TO BE DONE |
Could you pull every line of the items below out verbatim, leaving the pictures out of your answer?
········
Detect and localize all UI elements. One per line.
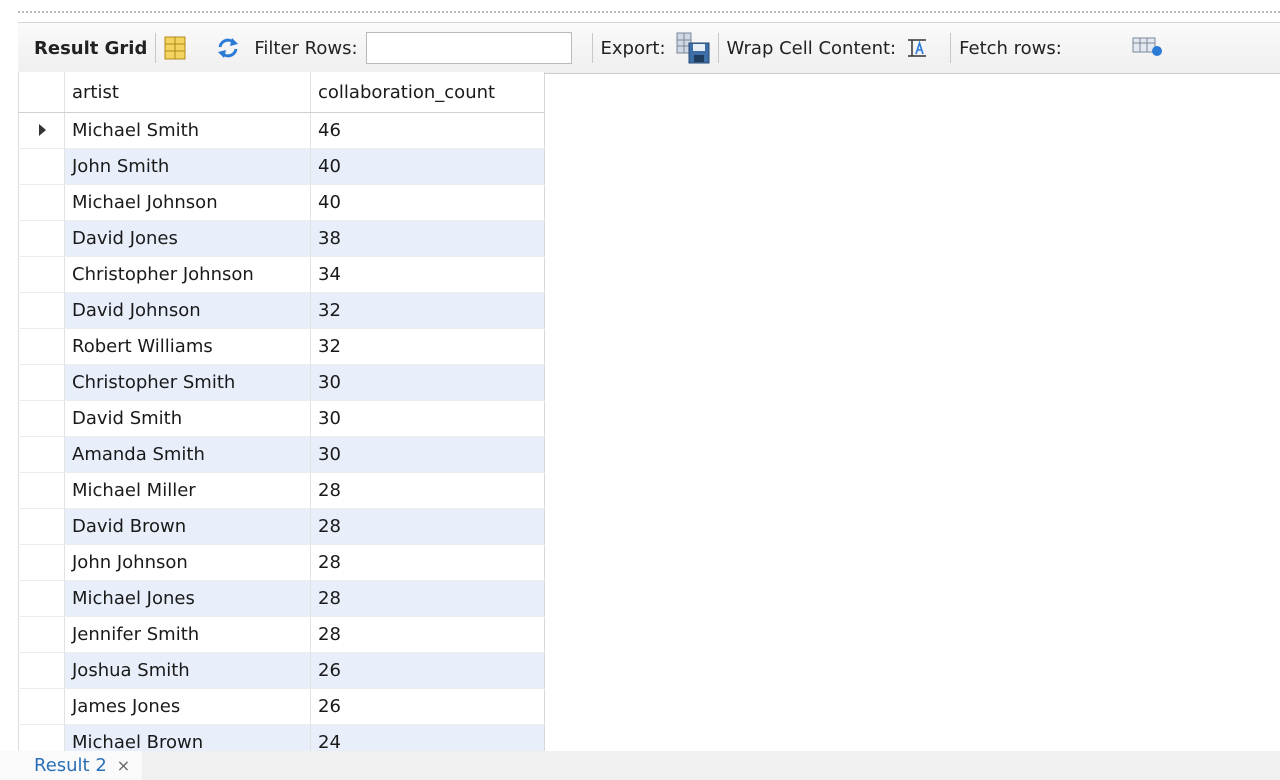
- collaboration-count-cell[interactable]: 30: [310, 400, 545, 437]
- collaboration-count-cell[interactable]: 40: [310, 148, 545, 185]
- result-tabs-bar: Result 2 ×: [0, 751, 1280, 780]
- export-label: Export:: [600, 37, 666, 59]
- artist-cell[interactable]: Joshua Smith: [64, 652, 311, 689]
- wrap-cell-content-label: Wrap Cell Content:: [726, 37, 897, 59]
- row-selector[interactable]: [18, 616, 65, 653]
- artist-cell[interactable]: John Smith: [64, 148, 311, 185]
- filter-rows-input[interactable]: [365, 32, 572, 64]
- artist-cell[interactable]: David Smith: [64, 400, 311, 437]
- result-grid: artist collaboration_count Michael Smith…: [18, 72, 545, 761]
- row-selector[interactable]: [18, 256, 65, 293]
- close-icon[interactable]: ×: [117, 756, 130, 775]
- collaboration-count-cell[interactable]: 28: [310, 580, 545, 617]
- artist-cell[interactable]: Michael Jones: [64, 580, 311, 617]
- row-selector[interactable]: [18, 148, 65, 185]
- table-row[interactable]: Michael Johnson 40: [18, 184, 545, 221]
- column-header-artist[interactable]: artist: [64, 72, 311, 113]
- row-selector[interactable]: [18, 652, 65, 689]
- collaboration-count-cell[interactable]: 28: [310, 472, 545, 509]
- row-selector[interactable]: [18, 472, 65, 509]
- table-row[interactable]: Amanda Smith 30: [18, 436, 545, 473]
- table-row[interactable]: David Smith 30: [18, 400, 545, 437]
- row-selector[interactable]: [18, 544, 65, 581]
- collaboration-count-cell[interactable]: 32: [310, 328, 545, 365]
- table-row[interactable]: Joshua Smith 26: [18, 652, 545, 689]
- artist-cell[interactable]: Amanda Smith: [64, 436, 311, 473]
- result-grid-label[interactable]: Result Grid: [34, 38, 147, 59]
- artist-cell[interactable]: John Johnson: [64, 544, 311, 581]
- row-header-corner: [18, 72, 65, 113]
- fetch-rows-label: Fetch rows:: [959, 37, 1062, 59]
- collaboration-count-cell[interactable]: 38: [310, 220, 545, 257]
- collaboration-count-cell[interactable]: 28: [310, 508, 545, 545]
- grid-view-icon[interactable]: [164, 36, 186, 60]
- artist-cell[interactable]: James Jones: [64, 688, 311, 725]
- panel-splitter[interactable]: [18, 11, 1280, 15]
- artist-cell[interactable]: Michael Johnson: [64, 184, 311, 221]
- collaboration-count-cell[interactable]: 28: [310, 544, 545, 581]
- row-selector[interactable]: [18, 112, 65, 149]
- row-selector[interactable]: [18, 400, 65, 437]
- collaboration-count-cell[interactable]: 46: [310, 112, 545, 149]
- table-row[interactable]: Christopher Johnson 34: [18, 256, 545, 293]
- artist-cell[interactable]: David Jones: [64, 220, 311, 257]
- table-row[interactable]: Robert Williams 32: [18, 328, 545, 365]
- collaboration-count-cell[interactable]: 30: [310, 436, 545, 473]
- table-row[interactable]: Michael Miller 28: [18, 472, 545, 509]
- result-toolbar: Result Grid Filter Rows: Export: Wrap Ce…: [18, 22, 1280, 74]
- row-selector[interactable]: [18, 436, 65, 473]
- row-selector[interactable]: [18, 580, 65, 617]
- artist-cell[interactable]: Robert Williams: [64, 328, 311, 365]
- collaboration-count-cell[interactable]: 28: [310, 616, 545, 653]
- current-row-arrow-icon: [39, 124, 46, 136]
- collaboration-count-cell[interactable]: 26: [310, 688, 545, 725]
- tab-label: Result 2: [34, 755, 107, 776]
- table-row[interactable]: David Brown 28: [18, 508, 545, 545]
- column-header-collaboration-count[interactable]: collaboration_count: [310, 72, 545, 113]
- toolbar-divider: [591, 33, 593, 63]
- collaboration-count-cell[interactable]: 26: [310, 652, 545, 689]
- fetch-rows-icon[interactable]: [1132, 37, 1162, 59]
- artist-cell[interactable]: Michael Miller: [64, 472, 311, 509]
- collaboration-count-cell[interactable]: 30: [310, 364, 545, 401]
- row-selector[interactable]: [18, 364, 65, 401]
- toolbar-divider: [717, 33, 719, 63]
- row-selector[interactable]: [18, 688, 65, 725]
- row-selector[interactable]: [18, 292, 65, 329]
- table-row[interactable]: Michael Smith 46: [18, 112, 545, 149]
- refresh-icon[interactable]: [216, 37, 240, 59]
- artist-cell[interactable]: Jennifer Smith: [64, 616, 311, 653]
- toolbar-divider: [155, 33, 157, 63]
- collaboration-count-cell[interactable]: 34: [310, 256, 545, 293]
- table-row[interactable]: Jennifer Smith 28: [18, 616, 545, 653]
- artist-cell[interactable]: David Brown: [64, 508, 311, 545]
- table-row[interactable]: David Jones 38: [18, 220, 545, 257]
- row-selector[interactable]: [18, 184, 65, 221]
- table-row[interactable]: John Smith 40: [18, 148, 545, 185]
- collaboration-count-cell[interactable]: 40: [310, 184, 545, 221]
- artist-cell[interactable]: Michael Smith: [64, 112, 311, 149]
- table-row[interactable]: Christopher Smith 30: [18, 364, 545, 401]
- row-selector[interactable]: [18, 508, 65, 545]
- header-row: artist collaboration_count: [18, 72, 545, 113]
- artist-cell[interactable]: David Johnson: [64, 292, 311, 329]
- artist-cell[interactable]: Christopher Smith: [64, 364, 311, 401]
- table-row[interactable]: David Johnson 32: [18, 292, 545, 329]
- row-selector[interactable]: [18, 220, 65, 257]
- table-row[interactable]: James Jones 26: [18, 688, 545, 725]
- row-selector[interactable]: [18, 328, 65, 365]
- collaboration-count-cell[interactable]: 32: [310, 292, 545, 329]
- grid-body: Michael Smith 46 John Smith 40 Michael J…: [18, 112, 545, 761]
- wrap-text-icon[interactable]: [906, 37, 928, 59]
- export-icon[interactable]: [676, 32, 710, 64]
- tab-result-2[interactable]: Result 2 ×: [0, 751, 143, 780]
- table-row[interactable]: Michael Jones 28: [18, 580, 545, 617]
- table-row[interactable]: John Johnson 28: [18, 544, 545, 581]
- artist-cell[interactable]: Christopher Johnson: [64, 256, 311, 293]
- toolbar-divider: [950, 33, 952, 63]
- filter-rows-label: Filter Rows:: [254, 37, 358, 59]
········
EXERCISE ANSWER |
Detect and localize all UI elements. One per line.
- collaboration-count-cell[interactable]: 30: [310, 400, 545, 437]
- collaboration-count-cell[interactable]: 40: [310, 148, 545, 185]
- result-tabs-bar: Result 2 ×: [0, 751, 1280, 780]
- export-label: Export:: [600, 37, 666, 59]
- artist-cell[interactable]: Joshua Smith: [64, 652, 311, 689]
- wrap-cell-content-label: Wrap Cell Content:: [726, 37, 897, 59]
- row-selector[interactable]: [18, 616, 65, 653]
- artist-cell[interactable]: John Smith: [64, 148, 311, 185]
- filter-rows-input[interactable]: [365, 32, 572, 64]
- artist-cell[interactable]: David Smith: [64, 400, 311, 437]
- result-grid: artist collaboration_count Michael Smith…: [18, 72, 545, 761]
- row-selector[interactable]: [18, 256, 65, 293]
- close-icon[interactable]: ×: [117, 756, 130, 775]
- collaboration-count-cell[interactable]: 28: [310, 580, 545, 617]
- artist-cell[interactable]: Michael Jones: [64, 580, 311, 617]
- row-selector[interactable]: [18, 148, 65, 185]
- table-row[interactable]: Michael Johnson 40: [18, 184, 545, 221]
- column-header-artist[interactable]: artist: [64, 72, 311, 113]
- row-selector[interactable]: [18, 652, 65, 689]
- collaboration-count-cell[interactable]: 28: [310, 472, 545, 509]
- row-selector[interactable]: [18, 472, 65, 509]
- table-row[interactable]: Amanda Smith 30: [18, 436, 545, 473]
- table-row[interactable]: David Smith 30: [18, 400, 545, 437]
- row-selector[interactable]: [18, 544, 65, 581]
- collaboration-count-cell[interactable]: 32: [310, 328, 545, 365]
- table-row[interactable]: Joshua Smith 26: [18, 652, 545, 689]
- artist-cell[interactable]: Amanda Smith: [64, 436, 311, 473]
- result-grid-label[interactable]: Result Grid: [34, 38, 147, 59]
- artist-cell[interactable]: John Johnson: [64, 544, 311, 581]
- row-header-corner: [18, 72, 65, 113]
- fetch-rows-label: Fetch rows:: [959, 37, 1062, 59]
- collaboration-count-cell[interactable]: 38: [310, 220, 545, 257]
- collaboration-count-cell[interactable]: 28: [310, 508, 545, 545]
- grid-view-icon[interactable]: [164, 36, 186, 60]
- artist-cell[interactable]: James Jones: [64, 688, 311, 725]
- panel-splitter[interactable]: [18, 11, 1280, 15]
- artist-cell[interactable]: Michael Johnson: [64, 184, 311, 221]
- collaboration-count-cell[interactable]: 28: [310, 544, 545, 581]
- row-selector[interactable]: [18, 112, 65, 149]
- row-selector[interactable]: [18, 400, 65, 437]
- collaboration-count-cell[interactable]: 46: [310, 112, 545, 149]
- table-row[interactable]: Christopher Johnson 34: [18, 256, 545, 293]
- artist-cell[interactable]: David Jones: [64, 220, 311, 257]
- table-row[interactable]: Robert Williams 32: [18, 328, 545, 365]
- collaboration-count-cell[interactable]: 30: [310, 436, 545, 473]
- table-row[interactable]: Michael Miller 28: [18, 472, 545, 509]
- result-toolbar: Result Grid Filter Rows: Export: Wrap Ce…: [18, 22, 1280, 74]
- row-selector[interactable]: [18, 436, 65, 473]
- row-selector[interactable]: [18, 580, 65, 617]
- artist-cell[interactable]: Robert Williams: [64, 328, 311, 365]
- collaboration-count-cell[interactable]: 28: [310, 616, 545, 653]
- current-row-arrow-icon: [39, 124, 46, 136]
- collaboration-count-cell[interactable]: 26: [310, 688, 545, 725]
- tab-label: Result 2: [34, 755, 107, 776]
- table-row[interactable]: David Brown 28: [18, 508, 545, 545]
- column-header-collaboration-count[interactable]: collaboration_count: [310, 72, 545, 113]
- toolbar-divider: [591, 33, 593, 63]
- collaboration-count-cell[interactable]: 26: [310, 652, 545, 689]
- fetch-rows-icon[interactable]: [1132, 37, 1162, 59]
- artist-cell[interactable]: Michael Miller: [64, 472, 311, 509]
- collaboration-count-cell[interactable]: 30: [310, 364, 545, 401]
- row-selector[interactable]: [18, 364, 65, 401]
- toolbar-divider: [717, 33, 719, 63]
- row-selector[interactable]: [18, 688, 65, 725]
- row-selector[interactable]: [18, 292, 65, 329]
- table-row[interactable]: Michael Smith 46: [18, 112, 545, 149]
- refresh-icon[interactable]: [216, 37, 240, 59]
- artist-cell[interactable]: Jennifer Smith: [64, 616, 311, 653]
- toolbar-divider: [155, 33, 157, 63]
- collaboration-count-cell[interactable]: 34: [310, 256, 545, 293]
- table-row[interactable]: Jennifer Smith 28: [18, 616, 545, 653]
- artist-cell[interactable]: David Brown: [64, 508, 311, 545]
- table-row[interactable]: David Jones 38: [18, 220, 545, 257]
- row-selector[interactable]: [18, 184, 65, 221]
- table-row[interactable]: John Smith 40: [18, 148, 545, 185]
- collaboration-count-cell[interactable]: 40: [310, 184, 545, 221]
- artist-cell[interactable]: Michael Smith: [64, 112, 311, 149]
- table-row[interactable]: Christopher Smith 30: [18, 364, 545, 401]
- row-selector[interactable]: [18, 508, 65, 545]
- header-row: artist collaboration_count: [18, 72, 545, 113]
- artist-cell[interactable]: David Johnson: [64, 292, 311, 329]
- artist-cell[interactable]: Christopher Smith: [64, 364, 311, 401]
- table-row[interactable]: David Johnson 32: [18, 292, 545, 329]
- row-selector[interactable]: [18, 220, 65, 257]
- table-row[interactable]: James Jones 26: [18, 688, 545, 725]
- row-selector[interactable]: [18, 328, 65, 365]
- collaboration-count-cell[interactable]: 32: [310, 292, 545, 329]
- grid-body: Michael Smith 46 John Smith 40 Michael J…: [18, 112, 545, 761]
- wrap-text-icon[interactable]: [906, 37, 928, 59]
- export-icon[interactable]: [676, 32, 710, 64]
- tab-result-2[interactable]: Result 2 ×: [0, 751, 143, 780]
- table-row[interactable]: Michael Jones 28: [18, 580, 545, 617]
- table-row[interactable]: John Johnson 28: [18, 544, 545, 581]
- artist-cell[interactable]: Christopher Johnson: [64, 256, 311, 293]
- toolbar-divider: [950, 33, 952, 63]
- filter-rows-label: Filter Rows:: [254, 37, 358, 59]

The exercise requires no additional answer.